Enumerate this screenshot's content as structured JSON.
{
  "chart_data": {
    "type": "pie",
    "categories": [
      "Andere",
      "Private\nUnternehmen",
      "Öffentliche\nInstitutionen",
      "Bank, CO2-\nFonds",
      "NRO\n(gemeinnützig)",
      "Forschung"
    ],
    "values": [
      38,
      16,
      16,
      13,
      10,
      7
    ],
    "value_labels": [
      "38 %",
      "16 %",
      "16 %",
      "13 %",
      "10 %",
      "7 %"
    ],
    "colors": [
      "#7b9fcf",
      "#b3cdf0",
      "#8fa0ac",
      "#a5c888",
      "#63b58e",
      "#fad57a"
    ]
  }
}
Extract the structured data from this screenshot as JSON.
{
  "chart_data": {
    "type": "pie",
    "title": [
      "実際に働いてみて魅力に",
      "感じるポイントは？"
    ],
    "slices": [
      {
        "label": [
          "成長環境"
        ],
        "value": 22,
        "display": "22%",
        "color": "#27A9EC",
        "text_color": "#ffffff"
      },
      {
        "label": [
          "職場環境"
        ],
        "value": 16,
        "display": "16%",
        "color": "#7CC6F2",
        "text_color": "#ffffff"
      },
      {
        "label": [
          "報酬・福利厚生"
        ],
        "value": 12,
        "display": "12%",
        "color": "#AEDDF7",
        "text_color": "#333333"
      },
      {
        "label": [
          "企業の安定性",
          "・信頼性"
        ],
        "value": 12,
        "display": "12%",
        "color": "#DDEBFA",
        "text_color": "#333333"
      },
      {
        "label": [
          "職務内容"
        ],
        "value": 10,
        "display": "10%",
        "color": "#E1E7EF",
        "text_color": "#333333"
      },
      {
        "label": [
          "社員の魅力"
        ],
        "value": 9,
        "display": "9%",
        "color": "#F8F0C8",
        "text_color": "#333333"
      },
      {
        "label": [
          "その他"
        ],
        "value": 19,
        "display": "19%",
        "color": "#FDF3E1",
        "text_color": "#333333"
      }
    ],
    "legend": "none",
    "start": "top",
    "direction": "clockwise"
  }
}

- PROMPT
Restate the data above word for word, please.

- WORKED SOLUTION
Enumerate this screenshot's content as structured JSON.
{
  "chart_data": {
    "type": "pie",
    "categories": [
      "Andere",
      "Private\nUnternehmen",
      "Öffentliche\nInstitutionen",
      "Bank, CO2-\nFonds",
      "NRO\n(gemeinnützig)",
      "Forschung"
    ],
    "values": [
      38,
      16,
      16,
      13,
      10,
      7
    ],
    "value_labels": [
      "38 %",
      "16 %",
      "16 %",
      "13 %",
      "10 %",
      "7 %"
    ],
    "colors": [
      "#7b9fcf",
      "#b3cdf0",
      "#8fa0ac",
      "#a5c888",
      "#63b58e",
      "#fad57a"
    ]
  }
}
Extract the structured data from this screenshot as JSON.
{
  "chart_data": {
    "type": "pie",
    "title": [
      "実際に働いてみて魅力に",
      "感じるポイントは？"
    ],
    "slices": [
      {
        "label": [
          "成長環境"
        ],
        "value": 22,
        "display": "22%",
        "color": "#27A9EC",
        "text_color": "#ffffff"
      },
      {
        "label": [
          "職場環境"
        ],
        "value": 16,
        "display": "16%",
        "color": "#7CC6F2",
        "text_color": "#ffffff"
      },
      {
        "label": [
          "報酬・福利厚生"
        ],
        "value": 12,
        "display": "12%",
        "color": "#AEDDF7",
        "text_color": "#333333"
      },
      {
        "label": [
          "企業の安定性",
          "・信頼性"
        ],
        "value": 12,
        "display": "12%",
        "color": "#DDEBFA",
        "text_color": "#333333"
      },
      {
        "label": [
          "職務内容"
        ],
        "value": 10,
        "display": "10%",
        "color": "#E1E7EF",
        "text_color": "#333333"
      },
      {
        "label": [
          "社員の魅力"
        ],
        "value": 9,
        "display": "9%",
        "color": "#F8F0C8",
        "text_color": "#333333"
      },
      {
        "label": [
          "その他"
        ],
        "value": 19,
        "display": "19%",
        "color": "#FDF3E1",
        "text_color": "#333333"
      }
    ],
    "legend": "none",
    "start": "top",
    "direction": "clockwise"
  }
}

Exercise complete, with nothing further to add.